Passage shown ▸
Whatever ignorance, pride or fanaticism may suggest to the contrary, Esoteric Cosmology can be shown to be inseparably connected with both Philosophy and Modern Science. The Gods and Monads of the Ancients-from Pythagoras down to Leibnitz-and the Atoms of the present materialistic schools (as borrowed by them from the theories of the old Greek Atomists) are only a compound unit, or a graduated unity like the human frame, which begins with body and ends with Spirit. In the Occult Sciences they can be studied separately, but they can never be mastered unless they are viewed in their mutual correlations during their life-cycle, and as a Universal Unity during Pralayas.

Request 1 ▸ In the passage on Esoteric Cosmology, what two fields is it said to be inseparably connected with?

Data to process ▸
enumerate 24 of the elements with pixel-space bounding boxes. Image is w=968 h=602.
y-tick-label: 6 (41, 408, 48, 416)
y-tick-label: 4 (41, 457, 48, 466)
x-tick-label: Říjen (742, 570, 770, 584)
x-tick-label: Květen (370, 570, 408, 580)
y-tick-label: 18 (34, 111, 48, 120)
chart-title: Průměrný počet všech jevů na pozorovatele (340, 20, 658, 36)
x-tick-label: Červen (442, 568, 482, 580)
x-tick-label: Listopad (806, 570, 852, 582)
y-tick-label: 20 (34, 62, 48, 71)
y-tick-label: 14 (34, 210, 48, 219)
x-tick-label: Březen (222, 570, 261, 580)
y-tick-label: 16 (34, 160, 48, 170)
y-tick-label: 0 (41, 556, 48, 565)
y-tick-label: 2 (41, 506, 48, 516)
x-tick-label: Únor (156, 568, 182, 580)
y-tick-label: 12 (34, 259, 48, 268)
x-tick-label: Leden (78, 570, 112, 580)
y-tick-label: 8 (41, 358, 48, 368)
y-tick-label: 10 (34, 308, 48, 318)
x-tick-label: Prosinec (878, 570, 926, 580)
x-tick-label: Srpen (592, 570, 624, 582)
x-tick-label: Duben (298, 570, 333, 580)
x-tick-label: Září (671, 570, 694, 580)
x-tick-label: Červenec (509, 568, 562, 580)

---

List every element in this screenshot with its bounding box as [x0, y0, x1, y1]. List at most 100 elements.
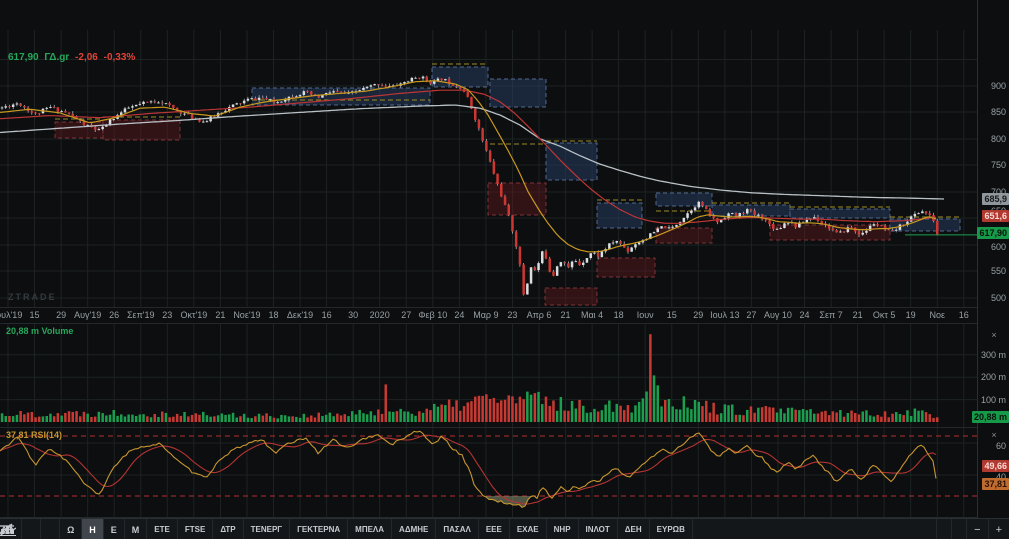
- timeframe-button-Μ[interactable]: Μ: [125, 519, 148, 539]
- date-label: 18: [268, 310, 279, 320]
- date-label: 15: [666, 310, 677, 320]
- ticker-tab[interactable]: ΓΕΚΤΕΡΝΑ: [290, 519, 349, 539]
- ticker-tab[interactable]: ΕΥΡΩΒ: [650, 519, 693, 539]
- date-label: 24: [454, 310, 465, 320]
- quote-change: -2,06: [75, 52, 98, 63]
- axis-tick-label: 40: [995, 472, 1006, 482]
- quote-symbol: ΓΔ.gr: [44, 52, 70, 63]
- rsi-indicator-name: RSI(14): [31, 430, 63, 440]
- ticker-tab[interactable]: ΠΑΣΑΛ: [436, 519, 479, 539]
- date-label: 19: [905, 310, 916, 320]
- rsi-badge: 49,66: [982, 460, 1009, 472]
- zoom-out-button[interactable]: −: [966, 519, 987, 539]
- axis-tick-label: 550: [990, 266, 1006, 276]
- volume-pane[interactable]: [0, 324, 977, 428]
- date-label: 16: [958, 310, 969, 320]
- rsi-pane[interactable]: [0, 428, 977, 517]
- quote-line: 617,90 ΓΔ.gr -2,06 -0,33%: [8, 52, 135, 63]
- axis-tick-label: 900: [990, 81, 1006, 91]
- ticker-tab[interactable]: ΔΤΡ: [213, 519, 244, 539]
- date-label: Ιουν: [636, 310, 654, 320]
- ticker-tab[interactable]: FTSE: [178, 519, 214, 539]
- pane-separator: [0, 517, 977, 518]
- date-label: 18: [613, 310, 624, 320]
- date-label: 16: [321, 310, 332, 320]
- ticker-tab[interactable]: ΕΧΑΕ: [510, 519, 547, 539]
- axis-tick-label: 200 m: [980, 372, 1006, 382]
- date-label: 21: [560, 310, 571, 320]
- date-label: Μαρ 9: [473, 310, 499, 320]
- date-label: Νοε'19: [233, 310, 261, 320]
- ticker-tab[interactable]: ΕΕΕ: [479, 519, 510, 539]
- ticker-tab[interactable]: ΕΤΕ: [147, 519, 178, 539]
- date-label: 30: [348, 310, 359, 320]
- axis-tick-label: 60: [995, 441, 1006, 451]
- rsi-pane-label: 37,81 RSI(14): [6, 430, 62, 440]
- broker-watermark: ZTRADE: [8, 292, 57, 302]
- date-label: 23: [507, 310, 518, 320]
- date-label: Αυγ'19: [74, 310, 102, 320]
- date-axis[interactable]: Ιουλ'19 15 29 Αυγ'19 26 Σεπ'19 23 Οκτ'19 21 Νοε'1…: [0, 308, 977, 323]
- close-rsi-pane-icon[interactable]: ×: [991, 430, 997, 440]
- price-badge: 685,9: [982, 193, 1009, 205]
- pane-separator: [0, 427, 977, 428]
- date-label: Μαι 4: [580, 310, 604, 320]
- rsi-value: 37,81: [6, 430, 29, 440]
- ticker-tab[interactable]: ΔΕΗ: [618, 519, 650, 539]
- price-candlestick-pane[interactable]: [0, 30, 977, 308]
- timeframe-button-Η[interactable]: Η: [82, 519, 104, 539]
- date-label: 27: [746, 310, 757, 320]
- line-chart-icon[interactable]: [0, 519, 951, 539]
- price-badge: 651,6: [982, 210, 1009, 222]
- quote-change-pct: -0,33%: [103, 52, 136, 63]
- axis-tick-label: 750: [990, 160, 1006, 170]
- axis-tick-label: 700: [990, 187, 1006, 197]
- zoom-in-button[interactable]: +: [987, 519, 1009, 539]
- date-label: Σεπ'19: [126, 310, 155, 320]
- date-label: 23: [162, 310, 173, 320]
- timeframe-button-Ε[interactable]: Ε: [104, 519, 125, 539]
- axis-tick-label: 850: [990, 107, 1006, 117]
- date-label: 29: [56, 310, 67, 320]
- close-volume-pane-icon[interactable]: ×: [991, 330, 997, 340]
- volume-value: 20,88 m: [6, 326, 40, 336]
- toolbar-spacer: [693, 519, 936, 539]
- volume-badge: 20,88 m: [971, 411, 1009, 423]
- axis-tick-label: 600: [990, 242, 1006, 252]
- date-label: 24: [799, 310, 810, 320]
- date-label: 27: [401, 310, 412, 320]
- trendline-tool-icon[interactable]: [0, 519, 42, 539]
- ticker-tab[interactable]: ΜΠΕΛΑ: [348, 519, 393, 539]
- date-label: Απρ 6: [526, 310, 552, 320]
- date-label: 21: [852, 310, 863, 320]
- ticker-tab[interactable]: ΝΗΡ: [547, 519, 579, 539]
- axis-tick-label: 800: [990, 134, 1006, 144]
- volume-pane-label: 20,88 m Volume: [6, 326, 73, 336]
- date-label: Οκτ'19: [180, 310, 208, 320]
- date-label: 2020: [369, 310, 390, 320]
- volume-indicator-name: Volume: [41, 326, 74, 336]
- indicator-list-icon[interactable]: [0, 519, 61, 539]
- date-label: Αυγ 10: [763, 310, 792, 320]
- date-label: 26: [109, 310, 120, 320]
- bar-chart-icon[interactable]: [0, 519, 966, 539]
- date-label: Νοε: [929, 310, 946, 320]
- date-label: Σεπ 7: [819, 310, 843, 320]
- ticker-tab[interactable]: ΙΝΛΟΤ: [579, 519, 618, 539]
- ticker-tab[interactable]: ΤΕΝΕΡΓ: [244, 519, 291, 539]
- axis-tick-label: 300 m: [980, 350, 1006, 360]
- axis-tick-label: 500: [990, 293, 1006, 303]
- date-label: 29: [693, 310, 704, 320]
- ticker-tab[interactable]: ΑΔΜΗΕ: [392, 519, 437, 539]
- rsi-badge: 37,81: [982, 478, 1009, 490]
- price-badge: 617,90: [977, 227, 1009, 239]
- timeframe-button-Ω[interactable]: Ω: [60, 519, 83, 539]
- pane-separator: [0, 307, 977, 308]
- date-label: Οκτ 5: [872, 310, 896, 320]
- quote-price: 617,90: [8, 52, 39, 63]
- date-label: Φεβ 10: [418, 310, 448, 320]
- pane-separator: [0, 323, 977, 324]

Request 2 ▸ In the records, turn the lines starting with the line containing "- timeframe-button-Μ[interactable]: Μ: [125, 519, 148, 539]" and going on through the line containing "- axis-tick-label: 40: [995, 472, 1006, 482]" into a JSON list of strings, one string per line, with blank lines left out and nothing else included.

Exercise output 1 ▸ Philosophy and Modern Science.

Exercise output 2 ▸
[
  "- timeframe-button-Μ[interactable]: Μ: [125, 519, 148, 539]",
  "- date-label: 18: [268, 310, 279, 320]",
  "- date-label: 15: [666, 310, 677, 320]",
  "- ticker-tab[interactable]: ΓΕΚΤΕΡΝΑ: [290, 519, 349, 539]",
  "- ticker-tab[interactable]: ΕΥΡΩΒ: [650, 519, 693, 539]",
  "- date-label: 24: [454, 310, 465, 320]",
  "- quote-change: -2,06: [75, 52, 98, 63]",
  "- axis-tick-label: 40: [995, 472, 1006, 482]"
]